*TASK STATEMENT*.
Pick out every line holding the string "ΔPish" and copy it.

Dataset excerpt
·····

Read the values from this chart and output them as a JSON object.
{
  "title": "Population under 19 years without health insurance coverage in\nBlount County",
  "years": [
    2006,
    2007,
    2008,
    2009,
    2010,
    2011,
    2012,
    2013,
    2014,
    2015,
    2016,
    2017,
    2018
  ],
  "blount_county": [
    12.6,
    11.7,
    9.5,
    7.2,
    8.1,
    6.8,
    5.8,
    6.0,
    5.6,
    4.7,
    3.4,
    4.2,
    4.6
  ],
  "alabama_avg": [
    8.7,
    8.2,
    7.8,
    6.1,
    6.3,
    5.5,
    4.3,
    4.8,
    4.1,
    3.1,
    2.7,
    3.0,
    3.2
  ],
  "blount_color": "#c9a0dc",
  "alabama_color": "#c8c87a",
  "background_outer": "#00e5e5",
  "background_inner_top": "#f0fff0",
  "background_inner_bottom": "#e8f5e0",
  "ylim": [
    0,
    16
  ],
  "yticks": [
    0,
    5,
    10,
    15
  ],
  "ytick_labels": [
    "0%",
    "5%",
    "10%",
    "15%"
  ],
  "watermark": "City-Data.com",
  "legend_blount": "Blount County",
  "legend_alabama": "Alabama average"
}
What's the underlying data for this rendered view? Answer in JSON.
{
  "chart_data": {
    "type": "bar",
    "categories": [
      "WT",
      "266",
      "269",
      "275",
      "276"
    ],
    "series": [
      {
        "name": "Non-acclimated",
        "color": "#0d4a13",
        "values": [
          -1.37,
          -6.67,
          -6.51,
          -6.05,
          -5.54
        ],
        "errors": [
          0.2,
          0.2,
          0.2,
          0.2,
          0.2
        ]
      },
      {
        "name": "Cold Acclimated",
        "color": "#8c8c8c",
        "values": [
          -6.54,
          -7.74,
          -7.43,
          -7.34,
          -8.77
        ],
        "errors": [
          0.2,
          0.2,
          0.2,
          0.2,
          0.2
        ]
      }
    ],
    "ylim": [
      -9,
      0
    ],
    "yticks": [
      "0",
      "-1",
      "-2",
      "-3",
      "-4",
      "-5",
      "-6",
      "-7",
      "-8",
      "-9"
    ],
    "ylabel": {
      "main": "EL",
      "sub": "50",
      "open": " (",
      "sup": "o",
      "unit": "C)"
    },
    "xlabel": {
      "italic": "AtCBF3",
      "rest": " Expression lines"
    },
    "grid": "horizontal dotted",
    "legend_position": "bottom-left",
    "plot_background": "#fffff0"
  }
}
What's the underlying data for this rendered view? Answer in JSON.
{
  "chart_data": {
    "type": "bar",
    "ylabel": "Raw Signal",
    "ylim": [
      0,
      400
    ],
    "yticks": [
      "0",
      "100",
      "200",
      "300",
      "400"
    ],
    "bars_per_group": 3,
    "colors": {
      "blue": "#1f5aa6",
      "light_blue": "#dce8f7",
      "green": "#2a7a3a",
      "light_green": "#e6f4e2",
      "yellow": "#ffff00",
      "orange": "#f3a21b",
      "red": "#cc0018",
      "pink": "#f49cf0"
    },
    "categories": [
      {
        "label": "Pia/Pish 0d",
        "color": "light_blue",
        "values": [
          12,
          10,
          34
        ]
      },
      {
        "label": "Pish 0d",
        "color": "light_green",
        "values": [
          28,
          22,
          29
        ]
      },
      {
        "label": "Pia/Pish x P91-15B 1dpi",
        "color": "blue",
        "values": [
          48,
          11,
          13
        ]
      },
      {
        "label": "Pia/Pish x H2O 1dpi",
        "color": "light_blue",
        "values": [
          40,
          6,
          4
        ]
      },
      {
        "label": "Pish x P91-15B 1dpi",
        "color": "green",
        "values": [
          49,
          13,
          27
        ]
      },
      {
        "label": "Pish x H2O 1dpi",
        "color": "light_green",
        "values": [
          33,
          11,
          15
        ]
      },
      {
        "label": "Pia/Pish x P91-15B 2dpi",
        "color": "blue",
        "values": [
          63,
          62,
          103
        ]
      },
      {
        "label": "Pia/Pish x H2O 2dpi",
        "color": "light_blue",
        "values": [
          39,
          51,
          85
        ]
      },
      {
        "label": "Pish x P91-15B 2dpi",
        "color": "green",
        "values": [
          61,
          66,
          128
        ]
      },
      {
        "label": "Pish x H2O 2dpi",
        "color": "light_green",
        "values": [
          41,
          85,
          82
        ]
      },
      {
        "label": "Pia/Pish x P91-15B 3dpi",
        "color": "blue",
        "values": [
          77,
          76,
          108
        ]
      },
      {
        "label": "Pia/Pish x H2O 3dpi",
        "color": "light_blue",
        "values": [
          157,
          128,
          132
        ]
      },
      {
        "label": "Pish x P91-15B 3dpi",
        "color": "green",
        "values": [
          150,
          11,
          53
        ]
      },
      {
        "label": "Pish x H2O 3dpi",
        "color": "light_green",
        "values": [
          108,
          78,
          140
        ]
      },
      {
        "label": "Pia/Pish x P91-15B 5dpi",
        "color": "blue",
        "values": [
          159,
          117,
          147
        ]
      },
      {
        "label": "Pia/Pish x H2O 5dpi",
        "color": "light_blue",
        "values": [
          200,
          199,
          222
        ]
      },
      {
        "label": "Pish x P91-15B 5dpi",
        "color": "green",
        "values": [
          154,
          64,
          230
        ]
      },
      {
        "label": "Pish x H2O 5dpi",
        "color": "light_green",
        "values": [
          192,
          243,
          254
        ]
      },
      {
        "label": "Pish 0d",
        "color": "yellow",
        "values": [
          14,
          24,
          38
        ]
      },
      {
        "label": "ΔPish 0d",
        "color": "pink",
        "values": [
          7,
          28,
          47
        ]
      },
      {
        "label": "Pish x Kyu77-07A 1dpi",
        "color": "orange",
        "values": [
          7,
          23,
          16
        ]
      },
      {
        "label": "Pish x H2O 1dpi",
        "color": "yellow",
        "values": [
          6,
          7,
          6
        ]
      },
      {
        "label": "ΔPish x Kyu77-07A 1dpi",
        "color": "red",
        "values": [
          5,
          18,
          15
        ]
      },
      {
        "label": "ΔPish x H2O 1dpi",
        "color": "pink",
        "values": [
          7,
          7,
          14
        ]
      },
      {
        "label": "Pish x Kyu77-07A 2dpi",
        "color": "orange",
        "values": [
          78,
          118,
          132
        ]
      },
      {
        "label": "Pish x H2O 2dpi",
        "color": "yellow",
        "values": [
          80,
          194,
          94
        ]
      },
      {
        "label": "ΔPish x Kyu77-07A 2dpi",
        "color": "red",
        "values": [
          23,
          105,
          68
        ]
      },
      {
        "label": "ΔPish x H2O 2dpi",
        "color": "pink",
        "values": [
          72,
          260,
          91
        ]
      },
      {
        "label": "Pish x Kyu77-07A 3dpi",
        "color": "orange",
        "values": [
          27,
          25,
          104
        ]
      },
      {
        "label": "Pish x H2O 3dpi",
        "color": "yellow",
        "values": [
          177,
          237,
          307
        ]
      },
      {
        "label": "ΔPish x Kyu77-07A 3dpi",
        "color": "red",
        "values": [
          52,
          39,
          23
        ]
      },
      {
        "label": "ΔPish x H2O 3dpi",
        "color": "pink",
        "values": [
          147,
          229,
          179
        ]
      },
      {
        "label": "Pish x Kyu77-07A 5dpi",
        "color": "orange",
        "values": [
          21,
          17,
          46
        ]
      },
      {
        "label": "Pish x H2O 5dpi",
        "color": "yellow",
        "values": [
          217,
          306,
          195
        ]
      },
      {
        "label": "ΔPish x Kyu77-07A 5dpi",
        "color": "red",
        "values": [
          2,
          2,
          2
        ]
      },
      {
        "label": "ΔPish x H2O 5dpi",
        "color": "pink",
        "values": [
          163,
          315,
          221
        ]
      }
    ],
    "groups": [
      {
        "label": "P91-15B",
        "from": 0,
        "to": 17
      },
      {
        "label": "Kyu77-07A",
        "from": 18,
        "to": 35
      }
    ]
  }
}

·····

*IN RESPONSE*.
        "label": "ΔPish 0d",
        "label": "ΔPish x Kyu77-07A 1dpi",
        "label": "ΔPish x H2O 1dpi",
        "label": "ΔPish x Kyu77-07A 2dpi",
        "label": "ΔPish x H2O 2dpi",
        "label": "ΔPish x Kyu77-07A 3dpi",
        "label": "ΔPish x H2O 3dpi",
        "label": "ΔPish x Kyu77-07A 5dpi",
        "label": "ΔPish x H2O 5dpi",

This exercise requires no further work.